Please reproduce, without any change, the lines from the one containing "233, 454, 237]" through the one containing "129, 443, 133]", including both of those lines.

++++ Provided material ++++

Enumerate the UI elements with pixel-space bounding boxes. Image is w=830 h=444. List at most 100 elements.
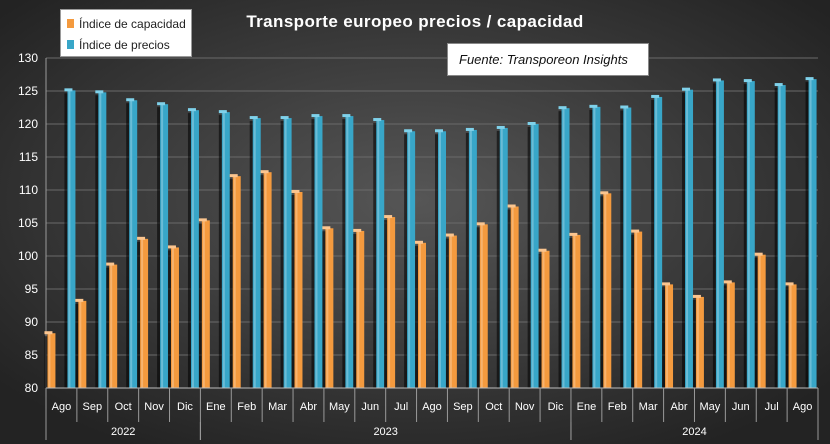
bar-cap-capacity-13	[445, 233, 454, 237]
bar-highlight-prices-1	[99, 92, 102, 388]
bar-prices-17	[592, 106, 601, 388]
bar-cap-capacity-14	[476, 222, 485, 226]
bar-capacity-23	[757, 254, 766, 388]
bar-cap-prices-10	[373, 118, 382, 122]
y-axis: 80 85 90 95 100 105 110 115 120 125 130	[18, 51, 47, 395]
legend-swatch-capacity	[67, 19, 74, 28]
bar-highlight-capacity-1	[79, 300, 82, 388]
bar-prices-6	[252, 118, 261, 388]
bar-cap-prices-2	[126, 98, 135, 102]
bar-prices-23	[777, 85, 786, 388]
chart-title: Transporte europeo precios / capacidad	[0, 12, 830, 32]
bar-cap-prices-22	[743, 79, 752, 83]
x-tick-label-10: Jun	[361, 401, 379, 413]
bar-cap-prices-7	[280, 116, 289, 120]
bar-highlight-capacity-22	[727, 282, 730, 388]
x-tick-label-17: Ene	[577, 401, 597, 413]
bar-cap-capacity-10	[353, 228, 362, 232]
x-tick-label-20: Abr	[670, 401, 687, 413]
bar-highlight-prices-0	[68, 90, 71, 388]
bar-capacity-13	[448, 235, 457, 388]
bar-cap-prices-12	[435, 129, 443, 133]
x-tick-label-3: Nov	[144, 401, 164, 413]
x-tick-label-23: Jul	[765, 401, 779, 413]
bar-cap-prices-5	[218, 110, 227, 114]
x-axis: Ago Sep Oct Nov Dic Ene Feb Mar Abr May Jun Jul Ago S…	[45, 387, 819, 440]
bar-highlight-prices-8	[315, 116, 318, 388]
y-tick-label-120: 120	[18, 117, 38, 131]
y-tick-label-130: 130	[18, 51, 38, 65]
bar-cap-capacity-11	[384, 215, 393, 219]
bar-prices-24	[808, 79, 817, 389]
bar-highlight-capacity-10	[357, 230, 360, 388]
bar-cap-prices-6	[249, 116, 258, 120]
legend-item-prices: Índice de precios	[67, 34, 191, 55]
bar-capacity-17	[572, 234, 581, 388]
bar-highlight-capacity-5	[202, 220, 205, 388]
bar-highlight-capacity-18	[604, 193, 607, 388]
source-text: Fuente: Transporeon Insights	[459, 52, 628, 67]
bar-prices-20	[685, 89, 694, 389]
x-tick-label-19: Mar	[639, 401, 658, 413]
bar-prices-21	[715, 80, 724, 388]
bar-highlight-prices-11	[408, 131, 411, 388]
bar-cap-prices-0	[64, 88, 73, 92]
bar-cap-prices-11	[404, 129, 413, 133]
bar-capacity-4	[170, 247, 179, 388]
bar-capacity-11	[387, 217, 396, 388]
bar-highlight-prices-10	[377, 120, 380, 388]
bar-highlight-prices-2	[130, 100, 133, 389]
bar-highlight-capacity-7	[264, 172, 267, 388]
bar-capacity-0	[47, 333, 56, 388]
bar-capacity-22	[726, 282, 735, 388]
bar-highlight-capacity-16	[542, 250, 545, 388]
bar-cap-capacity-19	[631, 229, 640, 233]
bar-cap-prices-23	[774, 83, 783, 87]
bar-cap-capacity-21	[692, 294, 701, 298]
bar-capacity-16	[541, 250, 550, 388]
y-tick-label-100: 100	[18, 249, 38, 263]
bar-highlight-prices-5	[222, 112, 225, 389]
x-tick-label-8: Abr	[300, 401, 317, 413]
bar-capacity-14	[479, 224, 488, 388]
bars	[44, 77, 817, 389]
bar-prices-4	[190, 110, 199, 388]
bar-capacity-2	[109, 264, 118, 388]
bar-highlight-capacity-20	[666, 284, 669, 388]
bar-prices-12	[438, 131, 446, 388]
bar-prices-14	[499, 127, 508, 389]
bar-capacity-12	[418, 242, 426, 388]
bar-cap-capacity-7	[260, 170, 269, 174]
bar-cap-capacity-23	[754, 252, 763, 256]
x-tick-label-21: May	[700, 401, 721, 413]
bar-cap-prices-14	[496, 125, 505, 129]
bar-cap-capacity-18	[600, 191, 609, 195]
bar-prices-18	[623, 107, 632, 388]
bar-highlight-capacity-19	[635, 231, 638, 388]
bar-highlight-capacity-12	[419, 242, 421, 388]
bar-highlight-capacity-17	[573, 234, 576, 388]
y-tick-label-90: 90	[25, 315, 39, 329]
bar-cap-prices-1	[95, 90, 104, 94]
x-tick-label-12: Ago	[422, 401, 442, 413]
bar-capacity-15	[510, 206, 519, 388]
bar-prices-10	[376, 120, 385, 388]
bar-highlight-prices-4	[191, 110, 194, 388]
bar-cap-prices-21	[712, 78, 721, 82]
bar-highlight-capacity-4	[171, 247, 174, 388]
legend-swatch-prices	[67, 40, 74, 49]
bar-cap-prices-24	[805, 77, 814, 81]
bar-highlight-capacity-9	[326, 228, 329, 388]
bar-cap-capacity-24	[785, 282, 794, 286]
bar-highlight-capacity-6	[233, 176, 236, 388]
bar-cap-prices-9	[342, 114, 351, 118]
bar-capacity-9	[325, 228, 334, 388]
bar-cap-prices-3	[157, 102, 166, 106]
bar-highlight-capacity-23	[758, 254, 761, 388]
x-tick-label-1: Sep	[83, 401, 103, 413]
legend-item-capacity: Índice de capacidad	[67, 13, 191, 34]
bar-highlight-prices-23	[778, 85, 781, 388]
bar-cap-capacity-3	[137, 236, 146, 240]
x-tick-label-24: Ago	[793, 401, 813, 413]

++++

◆ **Solution to this task**:
bar-cap-capacity-13	[445, 233, 454, 237]
bar-highlight-prices-1	[99, 92, 102, 388]
bar-prices-17	[592, 106, 601, 388]
bar-cap-capacity-14	[476, 222, 485, 226]
bar-capacity-23	[757, 254, 766, 388]
bar-cap-prices-10	[373, 118, 382, 122]
y-axis: 80 85 90 95 100 105 110 115 120 125 130	[18, 51, 47, 395]
legend-swatch-capacity	[67, 19, 74, 28]
bar-highlight-capacity-1	[79, 300, 82, 388]
bar-prices-6	[252, 118, 261, 388]
bar-cap-prices-2	[126, 98, 135, 102]
bar-prices-23	[777, 85, 786, 388]
chart-title: Transporte europeo precios / capacidad	[0, 12, 830, 32]
bar-cap-prices-22	[743, 79, 752, 83]
x-tick-label-10: Jun	[361, 401, 379, 413]
bar-cap-prices-7	[280, 116, 289, 120]
bar-highlight-capacity-22	[727, 282, 730, 388]
x-tick-label-17: Ene	[577, 401, 597, 413]
bar-cap-capacity-10	[353, 228, 362, 232]
x-tick-label-20: Abr	[670, 401, 687, 413]
bar-highlight-prices-0	[68, 90, 71, 388]
bar-capacity-13	[448, 235, 457, 388]
bar-cap-prices-12	[435, 129, 443, 133]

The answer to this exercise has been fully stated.